What you should do: Look through the entries and report how many lines include the word "Topic". Give the number alone.

Extracted data entries:
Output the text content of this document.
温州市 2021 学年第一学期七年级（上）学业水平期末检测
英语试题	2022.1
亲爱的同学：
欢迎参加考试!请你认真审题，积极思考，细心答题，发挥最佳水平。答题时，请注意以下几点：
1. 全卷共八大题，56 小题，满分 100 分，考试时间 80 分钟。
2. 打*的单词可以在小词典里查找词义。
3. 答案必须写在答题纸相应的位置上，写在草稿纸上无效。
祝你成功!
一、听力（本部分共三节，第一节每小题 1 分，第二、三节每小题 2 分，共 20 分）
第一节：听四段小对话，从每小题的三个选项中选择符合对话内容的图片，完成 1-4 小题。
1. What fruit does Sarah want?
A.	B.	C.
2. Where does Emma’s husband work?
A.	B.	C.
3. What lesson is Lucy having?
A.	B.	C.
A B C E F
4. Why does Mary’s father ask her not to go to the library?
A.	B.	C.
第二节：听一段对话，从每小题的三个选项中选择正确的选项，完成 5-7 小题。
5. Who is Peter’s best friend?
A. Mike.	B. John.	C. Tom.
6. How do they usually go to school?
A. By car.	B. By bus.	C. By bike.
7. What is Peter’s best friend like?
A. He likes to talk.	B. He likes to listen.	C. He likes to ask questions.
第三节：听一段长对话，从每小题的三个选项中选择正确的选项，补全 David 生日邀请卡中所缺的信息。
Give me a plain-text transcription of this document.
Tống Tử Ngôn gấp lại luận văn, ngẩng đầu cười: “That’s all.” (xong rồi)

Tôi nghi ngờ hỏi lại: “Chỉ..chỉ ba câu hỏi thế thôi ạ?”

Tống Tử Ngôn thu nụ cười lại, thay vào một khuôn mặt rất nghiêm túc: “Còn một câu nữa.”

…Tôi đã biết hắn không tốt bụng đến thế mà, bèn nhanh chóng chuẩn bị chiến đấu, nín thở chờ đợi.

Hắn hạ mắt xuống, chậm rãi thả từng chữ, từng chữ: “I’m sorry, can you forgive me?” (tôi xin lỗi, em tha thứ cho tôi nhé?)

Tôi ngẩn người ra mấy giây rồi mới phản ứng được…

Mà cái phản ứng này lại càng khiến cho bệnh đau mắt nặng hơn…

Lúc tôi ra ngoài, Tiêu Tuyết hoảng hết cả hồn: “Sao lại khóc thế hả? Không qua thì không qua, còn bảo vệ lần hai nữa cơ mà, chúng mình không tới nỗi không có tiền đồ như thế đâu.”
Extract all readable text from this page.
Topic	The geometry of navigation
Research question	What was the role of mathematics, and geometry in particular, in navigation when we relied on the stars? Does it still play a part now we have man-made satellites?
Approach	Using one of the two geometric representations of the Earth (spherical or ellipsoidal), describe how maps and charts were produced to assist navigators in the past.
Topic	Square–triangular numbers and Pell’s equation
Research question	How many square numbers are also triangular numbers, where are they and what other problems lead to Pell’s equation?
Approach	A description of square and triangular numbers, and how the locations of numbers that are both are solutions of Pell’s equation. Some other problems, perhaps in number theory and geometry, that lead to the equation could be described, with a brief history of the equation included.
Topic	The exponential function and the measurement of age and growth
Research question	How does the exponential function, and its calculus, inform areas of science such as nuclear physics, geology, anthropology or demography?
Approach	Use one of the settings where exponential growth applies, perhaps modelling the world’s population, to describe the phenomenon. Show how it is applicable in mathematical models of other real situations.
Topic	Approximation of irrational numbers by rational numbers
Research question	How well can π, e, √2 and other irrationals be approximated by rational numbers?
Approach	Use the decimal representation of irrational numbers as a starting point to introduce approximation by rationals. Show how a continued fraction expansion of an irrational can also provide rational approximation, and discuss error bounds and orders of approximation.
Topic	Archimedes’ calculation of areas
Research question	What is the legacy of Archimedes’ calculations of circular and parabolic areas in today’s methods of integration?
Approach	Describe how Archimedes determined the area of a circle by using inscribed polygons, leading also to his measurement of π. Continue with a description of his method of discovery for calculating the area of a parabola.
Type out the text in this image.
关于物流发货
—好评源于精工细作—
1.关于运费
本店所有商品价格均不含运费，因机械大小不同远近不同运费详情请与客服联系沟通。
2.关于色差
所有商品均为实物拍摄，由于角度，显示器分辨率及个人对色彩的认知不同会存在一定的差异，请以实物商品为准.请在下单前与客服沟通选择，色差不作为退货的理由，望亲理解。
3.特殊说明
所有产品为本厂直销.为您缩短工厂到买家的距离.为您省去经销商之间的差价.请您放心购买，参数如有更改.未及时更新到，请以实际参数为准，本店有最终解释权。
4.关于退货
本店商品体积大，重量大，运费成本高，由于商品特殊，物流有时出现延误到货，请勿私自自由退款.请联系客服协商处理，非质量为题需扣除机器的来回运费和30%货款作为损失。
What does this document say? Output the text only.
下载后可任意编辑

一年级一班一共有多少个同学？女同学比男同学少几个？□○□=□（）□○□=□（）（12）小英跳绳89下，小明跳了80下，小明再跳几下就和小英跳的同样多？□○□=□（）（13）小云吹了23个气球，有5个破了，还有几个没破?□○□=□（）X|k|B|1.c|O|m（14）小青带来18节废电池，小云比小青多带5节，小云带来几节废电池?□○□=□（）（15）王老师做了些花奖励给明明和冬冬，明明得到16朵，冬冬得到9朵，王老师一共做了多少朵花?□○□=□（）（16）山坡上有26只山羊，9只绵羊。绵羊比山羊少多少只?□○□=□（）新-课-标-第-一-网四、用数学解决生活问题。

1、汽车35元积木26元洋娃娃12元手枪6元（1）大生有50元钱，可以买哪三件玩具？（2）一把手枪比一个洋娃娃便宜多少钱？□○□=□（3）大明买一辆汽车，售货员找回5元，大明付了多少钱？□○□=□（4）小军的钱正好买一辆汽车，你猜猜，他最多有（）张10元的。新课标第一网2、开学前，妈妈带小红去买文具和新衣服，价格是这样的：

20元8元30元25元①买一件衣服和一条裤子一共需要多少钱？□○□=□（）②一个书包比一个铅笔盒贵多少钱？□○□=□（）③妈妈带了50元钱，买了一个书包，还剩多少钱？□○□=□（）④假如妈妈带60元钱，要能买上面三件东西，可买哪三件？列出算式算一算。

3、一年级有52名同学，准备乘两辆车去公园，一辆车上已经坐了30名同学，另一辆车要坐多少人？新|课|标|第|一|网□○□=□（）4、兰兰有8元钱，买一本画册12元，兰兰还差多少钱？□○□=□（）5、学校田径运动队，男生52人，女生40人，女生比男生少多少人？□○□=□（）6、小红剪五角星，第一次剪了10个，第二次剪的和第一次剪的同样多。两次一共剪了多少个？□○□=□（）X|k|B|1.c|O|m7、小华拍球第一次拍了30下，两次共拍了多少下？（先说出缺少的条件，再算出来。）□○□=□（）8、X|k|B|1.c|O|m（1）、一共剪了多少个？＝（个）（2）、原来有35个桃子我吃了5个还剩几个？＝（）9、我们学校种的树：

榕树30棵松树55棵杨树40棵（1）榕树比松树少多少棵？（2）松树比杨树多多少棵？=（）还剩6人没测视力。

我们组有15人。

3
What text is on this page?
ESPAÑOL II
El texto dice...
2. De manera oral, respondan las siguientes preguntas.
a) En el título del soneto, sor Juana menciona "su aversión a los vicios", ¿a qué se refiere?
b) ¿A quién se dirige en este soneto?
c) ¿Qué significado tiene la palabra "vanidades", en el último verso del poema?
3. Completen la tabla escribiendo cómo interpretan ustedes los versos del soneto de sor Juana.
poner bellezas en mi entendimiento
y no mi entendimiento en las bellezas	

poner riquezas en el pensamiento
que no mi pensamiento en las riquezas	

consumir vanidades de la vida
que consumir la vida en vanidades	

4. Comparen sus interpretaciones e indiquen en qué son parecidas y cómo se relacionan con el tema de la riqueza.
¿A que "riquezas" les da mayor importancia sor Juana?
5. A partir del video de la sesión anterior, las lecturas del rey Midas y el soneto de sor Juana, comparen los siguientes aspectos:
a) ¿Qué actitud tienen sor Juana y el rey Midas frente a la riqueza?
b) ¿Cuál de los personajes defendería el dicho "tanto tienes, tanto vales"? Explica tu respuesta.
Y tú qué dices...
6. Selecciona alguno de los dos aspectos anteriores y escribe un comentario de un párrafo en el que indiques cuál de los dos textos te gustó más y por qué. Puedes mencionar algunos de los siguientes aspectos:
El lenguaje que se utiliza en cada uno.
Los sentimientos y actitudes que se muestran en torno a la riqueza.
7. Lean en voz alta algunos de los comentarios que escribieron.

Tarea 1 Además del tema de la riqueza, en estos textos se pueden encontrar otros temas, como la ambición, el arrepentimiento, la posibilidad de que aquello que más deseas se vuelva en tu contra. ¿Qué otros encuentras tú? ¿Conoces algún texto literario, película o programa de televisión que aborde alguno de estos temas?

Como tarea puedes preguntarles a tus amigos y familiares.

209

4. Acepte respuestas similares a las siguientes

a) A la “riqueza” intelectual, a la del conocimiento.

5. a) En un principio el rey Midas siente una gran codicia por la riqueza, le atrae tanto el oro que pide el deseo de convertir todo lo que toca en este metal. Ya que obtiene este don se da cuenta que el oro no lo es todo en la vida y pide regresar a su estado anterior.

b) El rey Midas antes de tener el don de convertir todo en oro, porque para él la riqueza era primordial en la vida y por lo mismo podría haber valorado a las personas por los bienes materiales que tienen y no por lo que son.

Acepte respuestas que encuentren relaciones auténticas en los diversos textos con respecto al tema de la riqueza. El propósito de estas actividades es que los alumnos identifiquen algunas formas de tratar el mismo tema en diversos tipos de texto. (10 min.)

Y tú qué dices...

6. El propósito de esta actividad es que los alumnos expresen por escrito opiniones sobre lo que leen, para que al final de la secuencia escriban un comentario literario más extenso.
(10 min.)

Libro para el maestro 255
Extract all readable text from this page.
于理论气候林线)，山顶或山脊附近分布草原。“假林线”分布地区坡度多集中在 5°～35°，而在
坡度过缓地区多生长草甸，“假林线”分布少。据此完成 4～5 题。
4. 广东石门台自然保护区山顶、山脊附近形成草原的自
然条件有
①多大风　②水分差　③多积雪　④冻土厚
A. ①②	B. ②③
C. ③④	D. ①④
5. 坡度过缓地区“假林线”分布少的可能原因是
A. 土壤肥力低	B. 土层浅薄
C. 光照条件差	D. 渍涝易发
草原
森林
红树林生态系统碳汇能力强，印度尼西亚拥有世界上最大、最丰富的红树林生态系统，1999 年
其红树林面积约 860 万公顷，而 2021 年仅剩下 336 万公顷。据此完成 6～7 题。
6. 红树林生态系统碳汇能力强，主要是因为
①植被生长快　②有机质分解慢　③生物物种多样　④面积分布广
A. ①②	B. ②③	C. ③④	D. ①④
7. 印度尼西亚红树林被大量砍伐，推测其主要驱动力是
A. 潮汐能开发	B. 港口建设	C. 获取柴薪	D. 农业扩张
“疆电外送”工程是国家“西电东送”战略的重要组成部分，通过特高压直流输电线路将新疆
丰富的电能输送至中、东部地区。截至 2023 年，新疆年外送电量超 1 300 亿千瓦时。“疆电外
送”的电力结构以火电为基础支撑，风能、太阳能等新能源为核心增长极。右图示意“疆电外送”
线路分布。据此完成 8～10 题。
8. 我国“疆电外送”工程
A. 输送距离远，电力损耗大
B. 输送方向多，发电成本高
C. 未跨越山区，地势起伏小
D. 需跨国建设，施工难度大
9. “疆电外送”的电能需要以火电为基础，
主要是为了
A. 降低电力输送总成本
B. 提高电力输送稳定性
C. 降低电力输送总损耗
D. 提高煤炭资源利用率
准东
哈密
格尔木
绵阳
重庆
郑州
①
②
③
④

Written reply: 5